** Aim of the exercise **
Repeat the records verbatim and leave the pictures out of your copy.

Dataset records:
____

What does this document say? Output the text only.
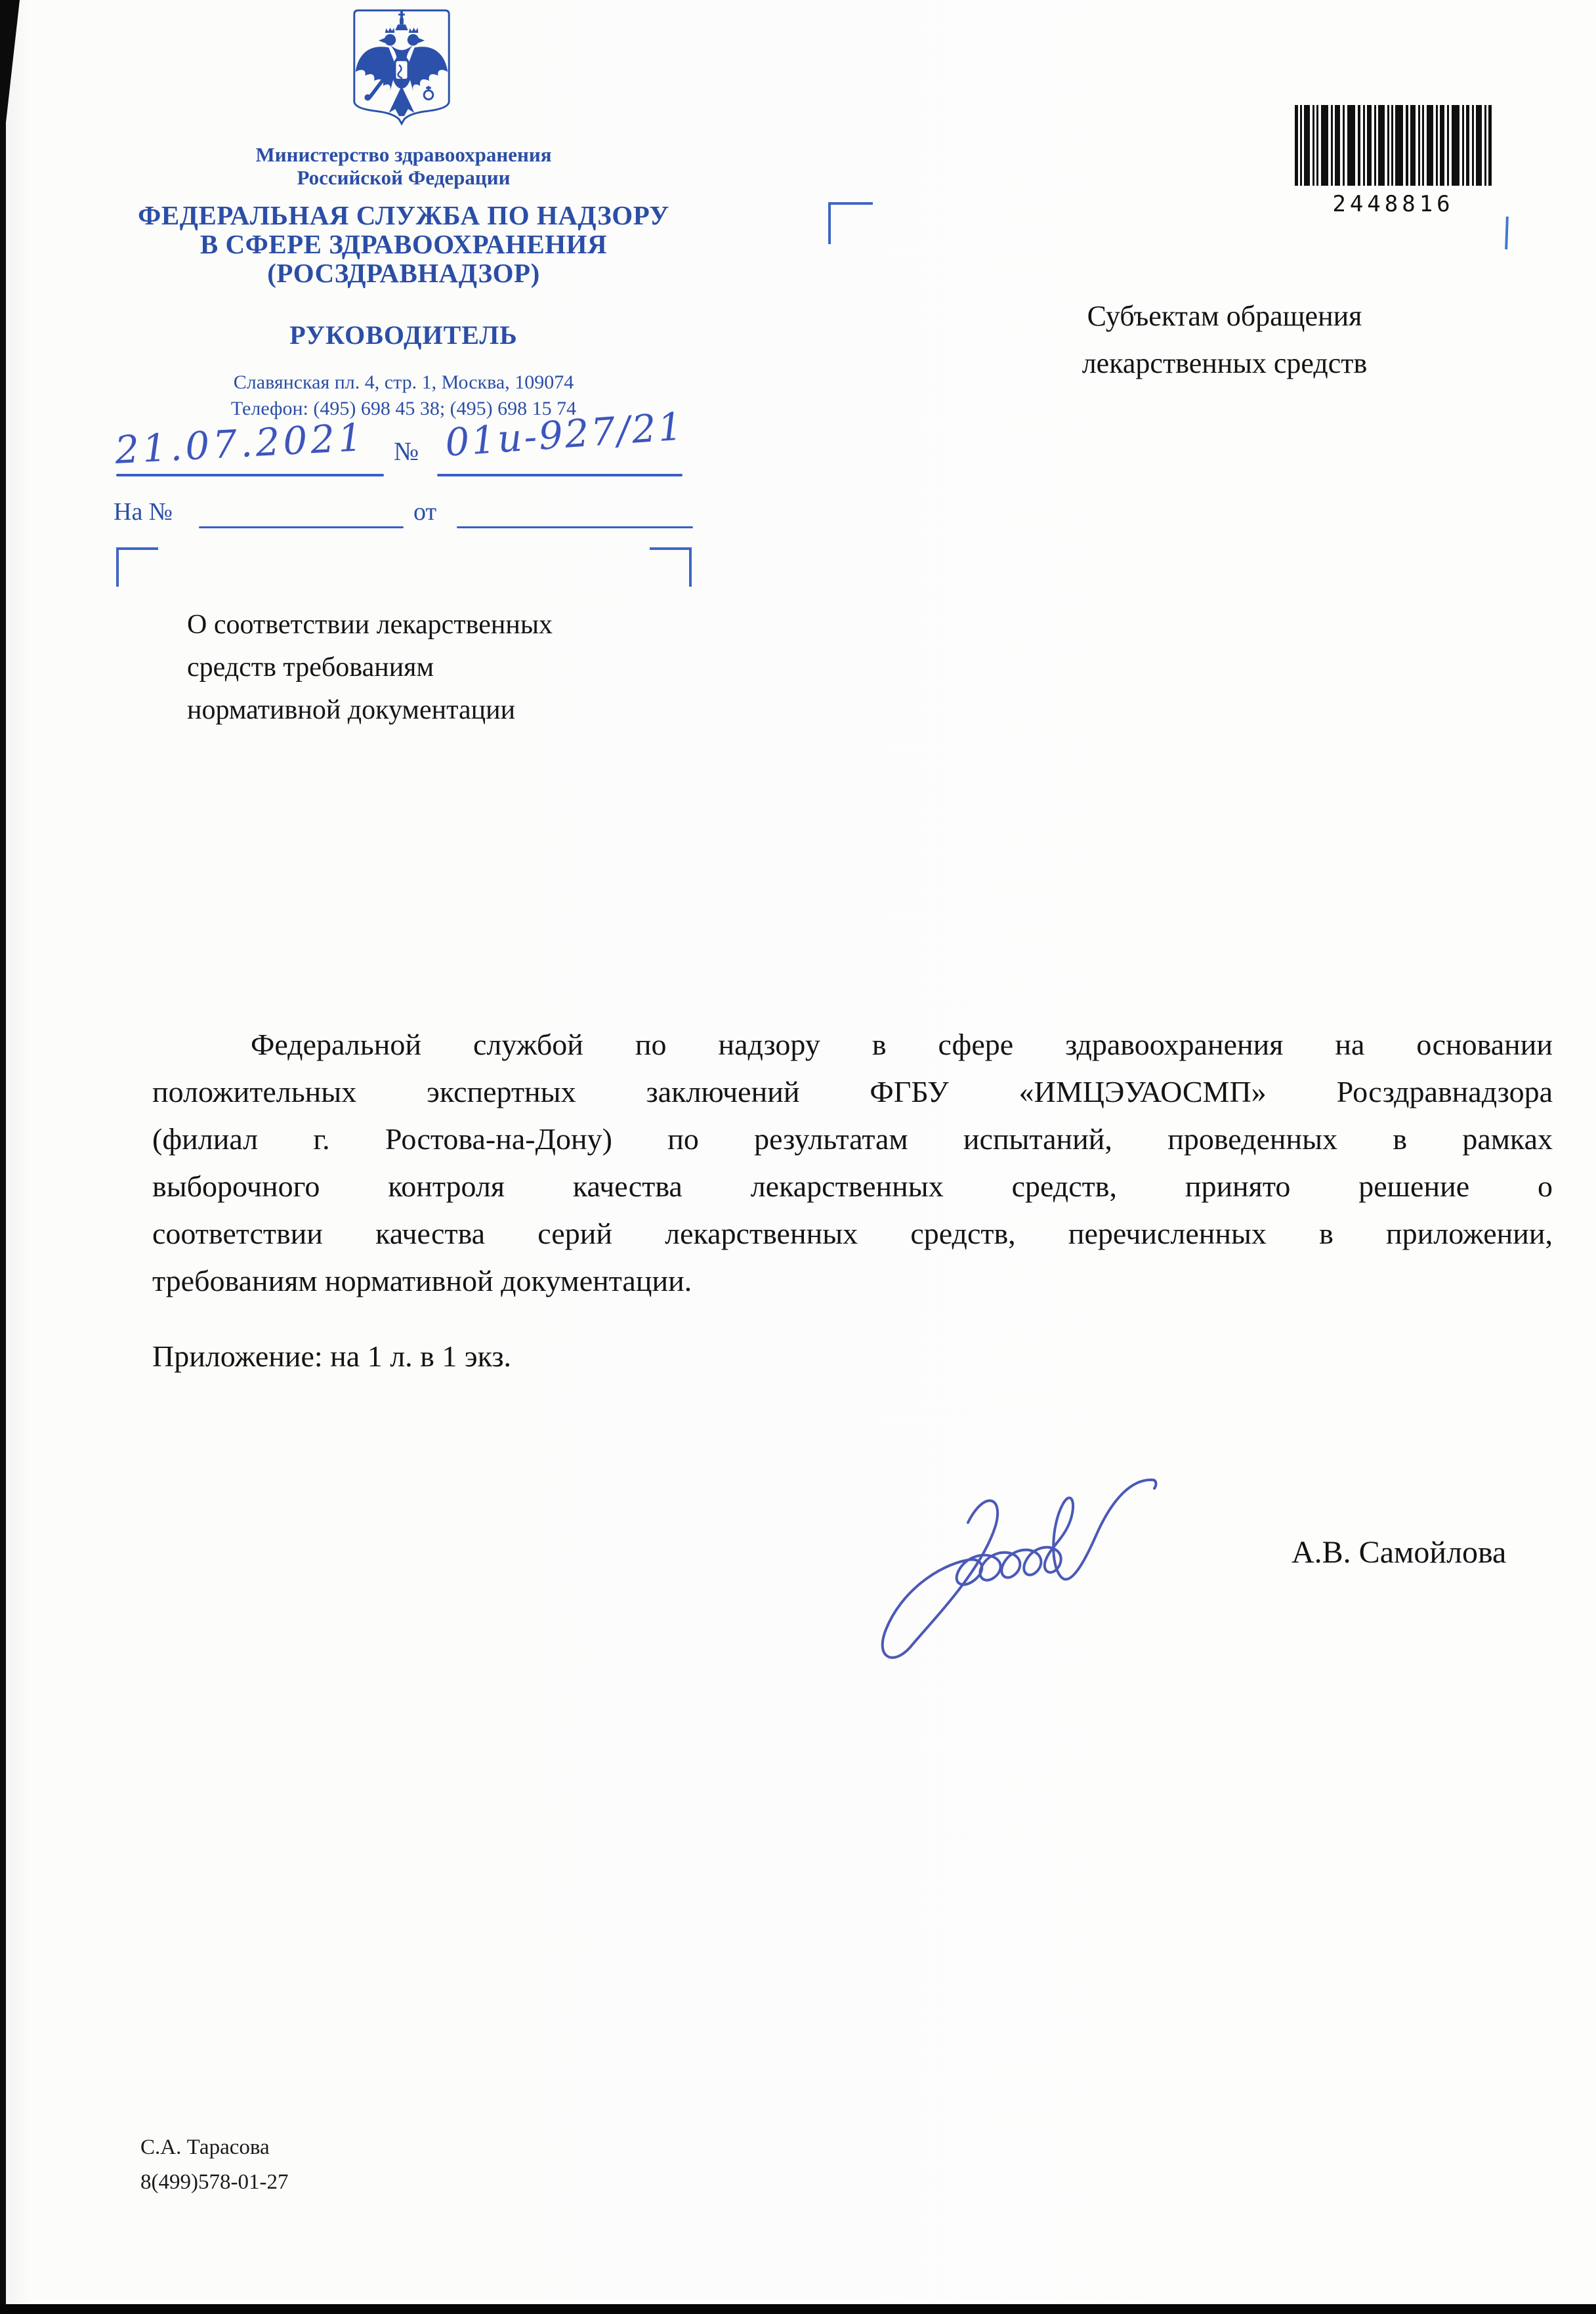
Министерство здравоохранения
Российской Федерации
ФЕДЕРАЛЬНАЯ СЛУЖБА ПО НАДЗОРУ
В СФЕРЕ ЗДРАВООХРАНЕНИЯ
(РОСЗДРАВНАДЗОР)
РУКОВОДИТЕЛЬ
Славянская пл. 4, стр. 1, Москва, 109074
Телефон: (495) 698 45 38; (495) 698 15 74
21.07.2021 № 01и-927/21
На №	от
О соответствии лекарственных
средств требованиям
нормативной документации
Субъектам обращения
лекарственных средств
2448816
Федеральной службой по надзору в сфере здравоохранения на основании
положительных экспертных заключений ФГБУ «ИМЦЭУАОСМП» Росздравнадзора
(филиал г. Ростова-на-Дону) по результатам испытаний, проведенных в рамках
выборочного контроля качества лекарственных средств, принято решение о
соответствии качества серий лекарственных средств, перечисленных в приложении,
требованиям нормативной документации.
Приложение: на 1 л. в 1 экз.
А.В. Самойлова
С.А. Тарасова
8(499)578-01-27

____

** Solved problem **
What does this document say? Output the text only.
Министерство здравоохранения
Российской Федерации
ФЕДЕРАЛЬНАЯ СЛУЖБА ПО НАДЗОРУ
В СФЕРЕ ЗДРАВООХРАНЕНИЯ
(РОСЗДРАВНАДЗОР)
РУКОВОДИТЕЛЬ
Славянская пл. 4, стр. 1, Москва, 109074
Телефон: (495) 698 45 38; (495) 698 15 74
21.07.2021 № 01и-927/21
На №	от
О соответствии лекарственных
средств требованиям
нормативной документации
Субъектам обращения
лекарственных средств
2448816
Федеральной службой по надзору в сфере здравоохранения на основании
положительных экспертных заключений ФГБУ «ИМЦЭУАОСМП» Росздравнадзора
(филиал г. Ростова-на-Дону) по результатам испытаний, проведенных в рамках
выборочного контроля качества лекарственных средств, принято решение о
соответствии качества серий лекарственных средств, перечисленных в приложении,
требованиям нормативной документации.
Приложение: на 1 л. в 1 экз.
А.В. Самойлова
С.А. Тарасова
8(499)578-01-27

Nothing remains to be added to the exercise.